START

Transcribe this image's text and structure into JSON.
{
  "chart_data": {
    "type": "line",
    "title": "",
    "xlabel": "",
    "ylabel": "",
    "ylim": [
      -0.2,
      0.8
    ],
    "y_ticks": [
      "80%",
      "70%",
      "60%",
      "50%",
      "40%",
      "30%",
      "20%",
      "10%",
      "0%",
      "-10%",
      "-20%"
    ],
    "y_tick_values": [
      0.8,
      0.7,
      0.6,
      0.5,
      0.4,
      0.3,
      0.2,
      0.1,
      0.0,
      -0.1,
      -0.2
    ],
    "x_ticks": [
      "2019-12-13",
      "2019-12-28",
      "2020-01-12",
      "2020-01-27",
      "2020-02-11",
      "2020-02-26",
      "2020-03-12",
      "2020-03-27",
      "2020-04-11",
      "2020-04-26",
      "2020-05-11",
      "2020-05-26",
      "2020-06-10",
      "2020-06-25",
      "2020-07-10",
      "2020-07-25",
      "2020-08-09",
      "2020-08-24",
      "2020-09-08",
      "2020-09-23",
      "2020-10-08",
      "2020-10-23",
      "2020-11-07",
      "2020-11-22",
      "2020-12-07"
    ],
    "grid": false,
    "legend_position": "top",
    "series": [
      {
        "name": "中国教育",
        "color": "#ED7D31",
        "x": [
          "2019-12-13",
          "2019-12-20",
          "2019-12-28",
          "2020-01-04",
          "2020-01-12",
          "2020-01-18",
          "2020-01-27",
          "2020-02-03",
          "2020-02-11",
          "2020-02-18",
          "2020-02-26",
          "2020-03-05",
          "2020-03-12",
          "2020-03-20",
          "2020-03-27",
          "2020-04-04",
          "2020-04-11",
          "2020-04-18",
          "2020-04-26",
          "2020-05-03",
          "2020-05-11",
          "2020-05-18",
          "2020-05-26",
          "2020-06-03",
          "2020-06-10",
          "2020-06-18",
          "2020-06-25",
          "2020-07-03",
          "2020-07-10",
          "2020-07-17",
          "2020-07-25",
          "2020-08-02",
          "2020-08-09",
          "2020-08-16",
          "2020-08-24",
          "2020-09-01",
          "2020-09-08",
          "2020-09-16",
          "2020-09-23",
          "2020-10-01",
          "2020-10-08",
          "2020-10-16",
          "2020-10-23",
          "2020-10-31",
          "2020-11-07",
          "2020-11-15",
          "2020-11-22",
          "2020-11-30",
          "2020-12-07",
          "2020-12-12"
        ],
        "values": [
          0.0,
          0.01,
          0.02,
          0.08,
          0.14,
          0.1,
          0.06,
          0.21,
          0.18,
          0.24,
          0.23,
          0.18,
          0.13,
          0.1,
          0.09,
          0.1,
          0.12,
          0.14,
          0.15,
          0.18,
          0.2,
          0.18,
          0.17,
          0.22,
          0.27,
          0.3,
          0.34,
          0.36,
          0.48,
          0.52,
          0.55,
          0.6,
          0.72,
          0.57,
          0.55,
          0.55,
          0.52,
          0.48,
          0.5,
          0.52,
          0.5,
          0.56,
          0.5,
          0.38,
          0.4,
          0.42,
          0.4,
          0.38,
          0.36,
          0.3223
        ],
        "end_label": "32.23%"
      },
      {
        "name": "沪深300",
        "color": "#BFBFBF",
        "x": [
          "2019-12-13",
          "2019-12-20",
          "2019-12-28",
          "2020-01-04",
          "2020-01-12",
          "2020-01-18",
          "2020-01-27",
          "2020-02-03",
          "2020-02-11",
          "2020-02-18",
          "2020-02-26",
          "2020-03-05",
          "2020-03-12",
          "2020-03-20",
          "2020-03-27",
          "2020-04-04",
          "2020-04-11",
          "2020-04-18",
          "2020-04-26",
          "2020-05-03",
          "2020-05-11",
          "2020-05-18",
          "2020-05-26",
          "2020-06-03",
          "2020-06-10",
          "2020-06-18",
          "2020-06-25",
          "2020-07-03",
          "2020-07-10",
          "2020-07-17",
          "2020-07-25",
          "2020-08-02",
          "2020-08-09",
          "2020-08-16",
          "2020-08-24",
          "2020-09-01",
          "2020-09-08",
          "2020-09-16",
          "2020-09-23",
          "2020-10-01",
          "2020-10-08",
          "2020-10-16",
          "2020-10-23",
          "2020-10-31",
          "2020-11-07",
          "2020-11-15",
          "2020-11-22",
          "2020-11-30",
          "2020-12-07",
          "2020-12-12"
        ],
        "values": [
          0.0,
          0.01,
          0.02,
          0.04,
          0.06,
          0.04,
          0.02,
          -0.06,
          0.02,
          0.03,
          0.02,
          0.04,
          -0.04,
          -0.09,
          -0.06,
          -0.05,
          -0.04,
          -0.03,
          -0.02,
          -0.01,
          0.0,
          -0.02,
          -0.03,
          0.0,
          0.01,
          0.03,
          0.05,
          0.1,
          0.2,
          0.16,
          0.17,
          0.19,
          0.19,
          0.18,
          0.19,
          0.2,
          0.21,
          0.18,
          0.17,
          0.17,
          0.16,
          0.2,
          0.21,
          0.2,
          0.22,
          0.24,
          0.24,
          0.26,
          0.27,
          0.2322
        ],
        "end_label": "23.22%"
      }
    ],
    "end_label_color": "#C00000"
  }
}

END

▸ TASK BRIEF:
Print the records above exactly as they appear.

▸ EXERCISE RESPONSE:
Transcribe this image's text and structure into JSON.
{
  "chart_data": {
    "type": "line",
    "title": "",
    "xlabel": "",
    "ylabel": "",
    "ylim": [
      -0.2,
      0.8
    ],
    "y_ticks": [
      "80%",
      "70%",
      "60%",
      "50%",
      "40%",
      "30%",
      "20%",
      "10%",
      "0%",
      "-10%",
      "-20%"
    ],
    "y_tick_values": [
      0.8,
      0.7,
      0.6,
      0.5,
      0.4,
      0.3,
      0.2,
      0.1,
      0.0,
      -0.1,
      -0.2
    ],
    "x_ticks": [
      "2019-12-13",
      "2019-12-28",
      "2020-01-12",
      "2020-01-27",
      "2020-02-11",
      "2020-02-26",
      "2020-03-12",
      "2020-03-27",
      "2020-04-11",
      "2020-04-26",
      "2020-05-11",
      "2020-05-26",
      "2020-06-10",
      "2020-06-25",
      "2020-07-10",
      "2020-07-25",
      "2020-08-09",
      "2020-08-24",
      "2020-09-08",
      "2020-09-23",
      "2020-10-08",
      "2020-10-23",
      "2020-11-07",
      "2020-11-22",
      "2020-12-07"
    ],
    "grid": false,
    "legend_position": "top",
    "series": [
      {
        "name": "中国教育",
        "color": "#ED7D31",
        "x": [
          "2019-12-13",
          "2019-12-20",
          "2019-12-28",
          "2020-01-04",
          "2020-01-12",
          "2020-01-18",
          "2020-01-27",
          "2020-02-03",
          "2020-02-11",
          "2020-02-18",
          "2020-02-26",
          "2020-03-05",
          "2020-03-12",
          "2020-03-20",
          "2020-03-27",
          "2020-04-04",
          "2020-04-11",
          "2020-04-18",
          "2020-04-26",
          "2020-05-03",
          "2020-05-11",
          "2020-05-18",
          "2020-05-26",
          "2020-06-03",
          "2020-06-10",
          "2020-06-18",
          "2020-06-25",
          "2020-07-03",
          "2020-07-10",
          "2020-07-17",
          "2020-07-25",
          "2020-08-02",
          "2020-08-09",
          "2020-08-16",
          "2020-08-24",
          "2020-09-01",
          "2020-09-08",
          "2020-09-16",
          "2020-09-23",
          "2020-10-01",
          "2020-10-08",
          "2020-10-16",
          "2020-10-23",
          "2020-10-31",
          "2020-11-07",
          "2020-11-15",
          "2020-11-22",
          "2020-11-30",
          "2020-12-07",
          "2020-12-12"
        ],
        "values": [
          0.0,
          0.01,
          0.02,
          0.08,
          0.14,
          0.1,
          0.06,
          0.21,
          0.18,
          0.24,
          0.23,
          0.18,
          0.13,
          0.1,
          0.09,
          0.1,
          0.12,
          0.14,
          0.15,
          0.18,
          0.2,
          0.18,
          0.17,
          0.22,
          0.27,
          0.3,
          0.34,
          0.36,
          0.48,
          0.52,
          0.55,
          0.6,
          0.72,
          0.57,
          0.55,
          0.55,
          0.52,
          0.48,
          0.5,
          0.52,
          0.5,
          0.56,
          0.5,
          0.38,
          0.4,
          0.42,
          0.4,
          0.38,
          0.36,
          0.3223
        ],
        "end_label": "32.23%"
      },
      {
        "name": "沪深300",
        "color": "#BFBFBF",
        "x": [
          "2019-12-13",
          "2019-12-20",
          "2019-12-28",
          "2020-01-04",
          "2020-01-12",
          "2020-01-18",
          "2020-01-27",
          "2020-02-03",
          "2020-02-11",
          "2020-02-18",
          "2020-02-26",
          "2020-03-05",
          "2020-03-12",
          "2020-03-20",
          "2020-03-27",
          "2020-04-04",
          "2020-04-11",
          "2020-04-18",
          "2020-04-26",
          "2020-05-03",
          "2020-05-11",
          "2020-05-18",
          "2020-05-26",
          "2020-06-03",
          "2020-06-10",
          "2020-06-18",
          "2020-06-25",
          "2020-07-03",
          "2020-07-10",
          "2020-07-17",
          "2020-07-25",
          "2020-08-02",
          "2020-08-09",
          "2020-08-16",
          "2020-08-24",
          "2020-09-01",
          "2020-09-08",
          "2020-09-16",
          "2020-09-23",
          "2020-10-01",
          "2020-10-08",
          "2020-10-16",
          "2020-10-23",
          "2020-10-31",
          "2020-11-07",
          "2020-11-15",
          "2020-11-22",
          "2020-11-30",
          "2020-12-07",
          "2020-12-12"
        ],
        "values": [
          0.0,
          0.01,
          0.02,
          0.04,
          0.06,
          0.04,
          0.02,
          -0.06,
          0.02,
          0.03,
          0.02,
          0.04,
          -0.04,
          -0.09,
          -0.06,
          -0.05,
          -0.04,
          -0.03,
          -0.02,
          -0.01,
          0.0,
          -0.02,
          -0.03,
          0.0,
          0.01,
          0.03,
          0.05,
          0.1,
          0.2,
          0.16,
          0.17,
          0.19,
          0.19,
          0.18,
          0.19,
          0.2,
          0.21,
          0.18,
          0.17,
          0.17,
          0.16,
          0.2,
          0.21,
          0.2,
          0.22,
          0.24,
          0.24,
          0.26,
          0.27,
          0.2322
        ],
        "end_label": "23.22%"
      }
    ],
    "end_label_color": "#C00000"
  }
}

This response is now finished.